(Region annotation records)
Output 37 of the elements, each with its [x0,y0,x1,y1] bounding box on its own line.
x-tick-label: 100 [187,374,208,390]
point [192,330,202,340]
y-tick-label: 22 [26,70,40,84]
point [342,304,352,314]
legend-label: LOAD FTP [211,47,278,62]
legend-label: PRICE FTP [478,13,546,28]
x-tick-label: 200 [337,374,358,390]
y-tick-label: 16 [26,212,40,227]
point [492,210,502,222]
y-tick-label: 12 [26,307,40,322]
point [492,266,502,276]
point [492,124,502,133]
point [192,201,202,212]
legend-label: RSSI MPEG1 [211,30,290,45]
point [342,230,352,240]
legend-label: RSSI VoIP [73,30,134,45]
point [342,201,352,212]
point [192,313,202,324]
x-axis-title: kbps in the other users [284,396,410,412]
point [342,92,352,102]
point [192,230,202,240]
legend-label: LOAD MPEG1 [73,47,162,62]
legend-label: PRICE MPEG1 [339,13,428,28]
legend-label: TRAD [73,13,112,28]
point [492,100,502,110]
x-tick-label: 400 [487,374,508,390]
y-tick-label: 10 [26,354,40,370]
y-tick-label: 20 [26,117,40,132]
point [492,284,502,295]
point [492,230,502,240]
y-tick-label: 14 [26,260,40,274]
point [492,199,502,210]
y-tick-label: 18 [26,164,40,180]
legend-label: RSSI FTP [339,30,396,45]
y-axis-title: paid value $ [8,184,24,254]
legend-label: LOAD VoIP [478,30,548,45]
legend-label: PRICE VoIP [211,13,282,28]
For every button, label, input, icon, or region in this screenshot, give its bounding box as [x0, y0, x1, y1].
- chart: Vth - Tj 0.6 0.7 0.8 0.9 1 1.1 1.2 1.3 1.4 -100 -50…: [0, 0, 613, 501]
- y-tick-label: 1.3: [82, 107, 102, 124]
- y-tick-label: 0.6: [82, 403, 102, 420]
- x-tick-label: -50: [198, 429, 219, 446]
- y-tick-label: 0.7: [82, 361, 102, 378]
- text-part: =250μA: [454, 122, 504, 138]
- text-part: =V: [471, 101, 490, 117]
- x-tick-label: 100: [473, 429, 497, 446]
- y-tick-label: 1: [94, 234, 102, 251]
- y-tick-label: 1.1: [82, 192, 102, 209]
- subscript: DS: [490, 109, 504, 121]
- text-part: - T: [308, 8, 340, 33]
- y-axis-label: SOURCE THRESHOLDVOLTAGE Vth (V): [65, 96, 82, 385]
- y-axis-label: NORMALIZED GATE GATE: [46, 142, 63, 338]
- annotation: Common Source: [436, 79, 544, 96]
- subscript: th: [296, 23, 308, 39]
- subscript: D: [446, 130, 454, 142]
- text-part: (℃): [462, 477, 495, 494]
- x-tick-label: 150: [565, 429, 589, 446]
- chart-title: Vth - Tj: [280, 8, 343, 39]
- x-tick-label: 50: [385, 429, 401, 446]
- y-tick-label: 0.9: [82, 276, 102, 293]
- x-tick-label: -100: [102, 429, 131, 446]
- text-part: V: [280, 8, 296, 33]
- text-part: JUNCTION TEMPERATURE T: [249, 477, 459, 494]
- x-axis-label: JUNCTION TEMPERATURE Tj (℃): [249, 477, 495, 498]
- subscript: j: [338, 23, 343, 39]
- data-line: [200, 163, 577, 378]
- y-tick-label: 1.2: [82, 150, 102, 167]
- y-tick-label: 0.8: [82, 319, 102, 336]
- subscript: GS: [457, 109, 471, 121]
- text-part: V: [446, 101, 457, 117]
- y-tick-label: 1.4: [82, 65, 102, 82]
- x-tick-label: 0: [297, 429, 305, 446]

**OBJECTIVE**
Pull out each line of the entries that contains the string "PRICE".

**COMPLETE RESPONSE**
legend-label: PRICE FTP [478,13,546,28]
legend-label: PRICE MPEG1 [339,13,428,28]
legend-label: PRICE VoIP [211,13,282,28]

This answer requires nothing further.